Requirements: Please copy out each of the rows below word for word, leaving out the pictures.

++++++

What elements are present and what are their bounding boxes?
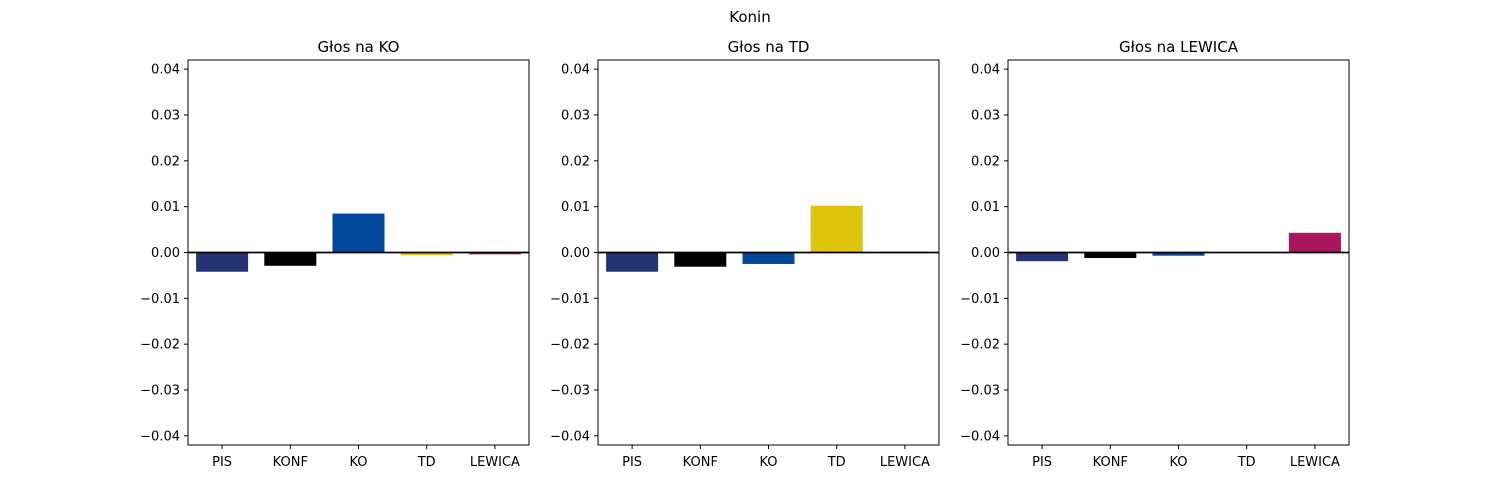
bar-pis [196,252,249,272]
subplot-1: Głos na KO −0.04 −0.03 −0.02 −0.01 0.00 0.01 0.… [140,38,530,470]
bar-pis [606,252,659,272]
y-tick-label: 0.03 [151,109,180,124]
y-tick-label: 0.01 [561,200,590,215]
subplot-title: Głos na KO [318,38,400,56]
y-tick-label: 0.04 [971,63,1000,78]
y-tick-label: −0.03 [140,384,180,399]
y-tick-label: −0.02 [140,338,180,353]
x-tick-label: KONF [273,455,308,470]
y-tick-label: 0.04 [151,63,180,78]
y-tick-label: −0.01 [550,292,590,307]
y-tick-label: 0.01 [151,200,180,215]
y-tick-label: −0.03 [960,384,1000,399]
x-tick-label: LEWICA [470,455,520,470]
bar-konf [264,252,317,266]
y-tick-label: 0.01 [971,200,1000,215]
figure-suptitle: Konin [729,8,770,26]
subplot-title: Głos na TD [728,38,810,56]
y-tick-label: 0.04 [561,63,590,78]
subplot-panels: Głos na KO −0.04 −0.03 −0.02 −0.01 0.00 0.01 0.… [140,38,1350,470]
x-tick-label: TD [1237,455,1256,470]
bar-ko [1152,252,1205,256]
x-tick-label: TD [827,455,846,470]
x-tick-label: PIS [1032,455,1052,470]
subplot-title: Głos na LEWICA [1119,38,1239,56]
bar-ko [332,213,385,253]
y-tick-label: −0.01 [960,292,1000,307]
y-tick-label: 0.03 [971,109,1000,124]
y-tick-label: 0.02 [151,154,180,169]
y-tick-label: 0.00 [561,246,590,261]
x-tick-label: PIS [212,455,232,470]
x-tick-label: KONF [683,455,718,470]
bar-konf [1084,252,1137,258]
y-tick-label: 0.02 [971,154,1000,169]
x-tick-label: TD [417,455,436,470]
x-tick-label: KO [1169,455,1187,470]
y-tick-label: 0.03 [561,109,590,124]
x-tick-label: PIS [622,455,642,470]
x-tick-label: LEWICA [880,455,930,470]
bar-td [810,205,863,253]
y-tick-label: −0.01 [140,292,180,307]
y-tick-label: −0.02 [550,338,590,353]
x-tick-label: KONF [1093,455,1128,470]
bar-konf [674,252,727,267]
subplot-3: Głos na LEWICA −0.04 −0.03 −0.02 −0.01 0.00 0.… [960,38,1350,470]
y-tick-label: −0.04 [550,429,590,444]
y-tick-label: 0.00 [971,246,1000,261]
y-tick-label: 0.02 [561,154,590,169]
bar-pis [1016,252,1069,262]
bar-lewica [468,252,521,255]
y-tick-label: −0.04 [960,429,1000,444]
x-tick-label: KO [759,455,777,470]
subplot-2: Głos na TD −0.04 −0.03 −0.02 −0.01 0.00 0.01 0.… [550,38,940,470]
bar-lewica [1288,232,1341,253]
y-tick-label: −0.02 [960,338,1000,353]
x-tick-label: LEWICA [1290,455,1340,470]
bar-ko [742,252,795,264]
x-tick-label: KO [349,455,367,470]
y-tick-label: 0.00 [151,246,180,261]
y-tick-label: −0.03 [550,384,590,399]
bar-td [400,252,453,256]
y-tick-label: −0.04 [140,429,180,444]
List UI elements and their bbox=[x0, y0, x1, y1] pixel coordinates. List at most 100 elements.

++++++

Complete answer:
What elements are present and what are their bounding boxes?
bar-pis [196,252,249,272]
subplot-1: Głos na KO −0.04 −0.03 −0.02 −0.01 0.00 0.01 0.… [140,38,530,470]
bar-pis [606,252,659,272]
y-tick-label: 0.03 [151,109,180,124]
y-tick-label: 0.01 [561,200,590,215]
subplot-title: Głos na KO [318,38,400,56]
y-tick-label: 0.04 [971,63,1000,78]
y-tick-label: −0.03 [140,384,180,399]
y-tick-label: −0.02 [140,338,180,353]
x-tick-label: KONF [273,455,308,470]
y-tick-label: 0.04 [151,63,180,78]
y-tick-label: −0.01 [550,292,590,307]
y-tick-label: 0.01 [151,200,180,215]
y-tick-label: −0.03 [960,384,1000,399]
x-tick-label: LEWICA [470,455,520,470]
bar-konf [264,252,317,266]
y-tick-label: 0.01 [971,200,1000,215]
figure-suptitle: Konin [729,8,770,26]
subplot-title: Głos na TD [728,38,810,56]
y-tick-label: 0.04 [561,63,590,78]
subplot-panels: Głos na KO −0.04 −0.03 −0.02 −0.01 0.00 0.01 0.… [140,38,1350,470]
x-tick-label: TD [1237,455,1256,470]
bar-ko [1152,252,1205,256]
x-tick-label: TD [827,455,846,470]
x-tick-label: PIS [1032,455,1052,470]
subplot-title: Głos na LEWICA [1119,38,1239,56]
bar-ko [332,213,385,253]
y-tick-label: −0.01 [960,292,1000,307]
y-tick-label: 0.03 [971,109,1000,124]
y-tick-label: 0.02 [151,154,180,169]
y-tick-label: 0.00 [561,246,590,261]
x-tick-label: PIS [212,455,232,470]
x-tick-label: KONF [683,455,718,470]
bar-konf [1084,252,1137,258]
y-tick-label: 0.02 [971,154,1000,169]
x-tick-label: TD [417,455,436,470]
x-tick-label: KO [1169,455,1187,470]
y-tick-label: 0.03 [561,109,590,124]
x-tick-label: PIS [622,455,642,470]
x-tick-label: LEWICA [880,455,930,470]
bar-td [810,205,863,253]
y-tick-label: −0.01 [140,292,180,307]
y-tick-label: −0.02 [550,338,590,353]
x-tick-label: KONF [1093,455,1128,470]
bar-konf [674,252,727,267]
subplot-3: Głos na LEWICA −0.04 −0.03 −0.02 −0.01 0.00 0.… [960,38,1350,470]
y-tick-label: −0.04 [550,429,590,444]
y-tick-label: 0.00 [971,246,1000,261]
y-tick-label: 0.02 [561,154,590,169]
bar-pis [1016,252,1069,262]
bar-lewica [468,252,521,255]
y-tick-label: −0.04 [960,429,1000,444]
x-tick-label: KO [759,455,777,470]
subplot-2: Głos na TD −0.04 −0.03 −0.02 −0.01 0.00 0.01 0.… [550,38,940,470]
bar-lewica [1288,232,1341,253]
y-tick-label: −0.02 [960,338,1000,353]
x-tick-label: LEWICA [1290,455,1340,470]
bar-ko [742,252,795,264]
x-tick-label: KO [349,455,367,470]
y-tick-label: 0.00 [151,246,180,261]
y-tick-label: −0.03 [550,384,590,399]
bar-td [400,252,453,256]
y-tick-label: −0.04 [140,429,180,444]
List UI elements and their bbox=[x0, y0, x1, y1] pixel coordinates. List at most 100 elements.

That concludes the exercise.